(Document page records)
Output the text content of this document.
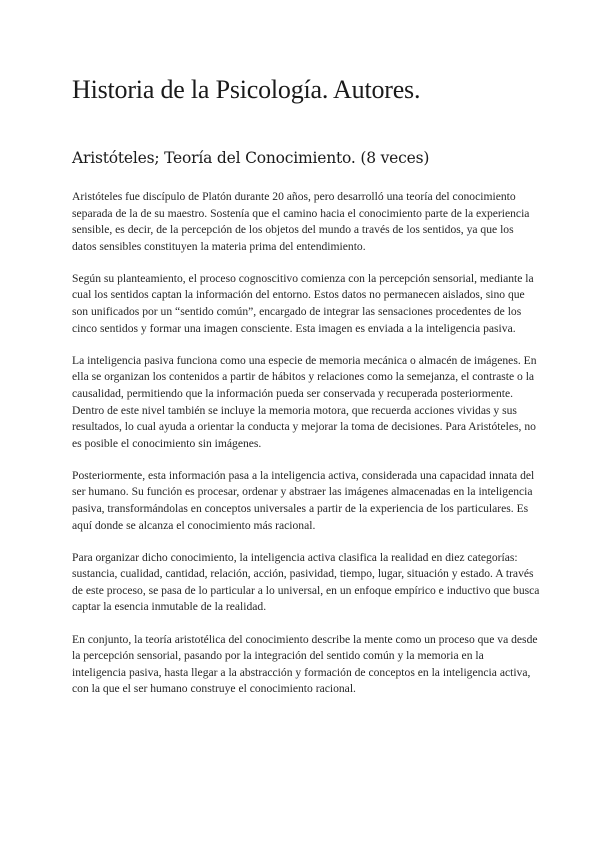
Historia de la Psicología. Autores.
Aristóteles; Teoría del Conocimiento. (8 veces)

Aristóteles fue discípulo de Platón durante 20 años, pero desarrolló una teoría del conocimiento separada de la de su maestro. Sostenía que el camino hacia el conocimiento parte de la experiencia sensible, es decir, de la percepción de los objetos del mundo a través de los sentidos, ya que los datos sensibles constituyen la materia prima del entendimiento.

Según su planteamiento, el proceso cognoscitivo comienza con la percepción sensorial, mediante la cual los sentidos captan la información del entorno. Estos datos no permanecen aislados, sino que son unificados por un “sentido común”, encargado de integrar las sensaciones procedentes de los cinco sentidos y formar una imagen consciente. Esta imagen es enviada a la inteligencia pasiva.

La inteligencia pasiva funciona como una especie de memoria mecánica o almacén de imágenes. En ella se organizan los contenidos a partir de hábitos y relaciones como la semejanza, el contraste o la causalidad, permitiendo que la información pueda ser conservada y recuperada posteriormente. Dentro de este nivel también se incluye la memoria motora, que recuerda acciones vividas y sus resultados, lo cual ayuda a orientar la conducta y mejorar la toma de decisiones. Para Aristóteles, no es posible el conocimiento sin imágenes.

Posteriormente, esta información pasa a la inteligencia activa, considerada una capacidad innata del ser humano. Su función es procesar, ordenar y abstraer las imágenes almacenadas en la inteligencia pasiva, transformándolas en conceptos universales a partir de la experiencia de los particulares. Es aquí donde se alcanza el conocimiento más racional.

Para organizar dicho conocimiento, la inteligencia activa clasifica la realidad en diez categorías: sustancia, cualidad, cantidad, relación, acción, pasividad, tiempo, lugar, situación y estado. A través de este proceso, se pasa de lo particular a lo universal, en un enfoque empírico e inductivo que busca captar la esencia inmutable de la realidad.

En conjunto, la teoría aristotélica del conocimiento describe la mente como un proceso que va desde la percepción sensorial, pasando por la integración del sentido común y la memoria en la inteligencia pasiva, hasta llegar a la abstracción y formación de conceptos en la inteligencia activa, con la que el ser humano construye el conocimiento racional.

## What you should do:
Print out every record above exactly as given. Do not include the pictures.

## Answer space:
Output the text content of this document.
Historia de la Psicología. Autores.
Aristóteles; Teoría del Conocimiento. (8 veces)

Aristóteles fue discípulo de Platón durante 20 años, pero desarrolló una teoría del conocimiento separada de la de su maestro. Sostenía que el camino hacia el conocimiento parte de la experiencia sensible, es decir, de la percepción de los objetos del mundo a través de los sentidos, ya que los datos sensibles constituyen la materia prima del entendimiento.

Según su planteamiento, el proceso cognoscitivo comienza con la percepción sensorial, mediante la cual los sentidos captan la información del entorno. Estos datos no permanecen aislados, sino que son unificados por un “sentido común”, encargado de integrar las sensaciones procedentes de los cinco sentidos y formar una imagen consciente. Esta imagen es enviada a la inteligencia pasiva.

La inteligencia pasiva funciona como una especie de memoria mecánica o almacén de imágenes. En ella se organizan los contenidos a partir de hábitos y relaciones como la semejanza, el contraste o la causalidad, permitiendo que la información pueda ser conservada y recuperada posteriormente. Dentro de este nivel también se incluye la memoria motora, que recuerda acciones vividas y sus resultados, lo cual ayuda a orientar la conducta y mejorar la toma de decisiones. Para Aristóteles, no es posible el conocimiento sin imágenes.

Posteriormente, esta información pasa a la inteligencia activa, considerada una capacidad innata del ser humano. Su función es procesar, ordenar y abstraer las imágenes almacenadas en la inteligencia pasiva, transformándolas en conceptos universales a partir de la experiencia de los particulares. Es aquí donde se alcanza el conocimiento más racional.

Para organizar dicho conocimiento, la inteligencia activa clasifica la realidad en diez categorías: sustancia, cualidad, cantidad, relación, acción, pasividad, tiempo, lugar, situación y estado. A través de este proceso, se pasa de lo particular a lo universal, en un enfoque empírico e inductivo que busca captar la esencia inmutable de la realidad.

En conjunto, la teoría aristotélica del conocimiento describe la mente como un proceso que va desde la percepción sensorial, pasando por la integración del sentido común y la memoria en la inteligencia pasiva, hasta llegar a la abstracción y formación de conceptos en la inteligencia activa, con la que el ser humano construye el conocimiento racional.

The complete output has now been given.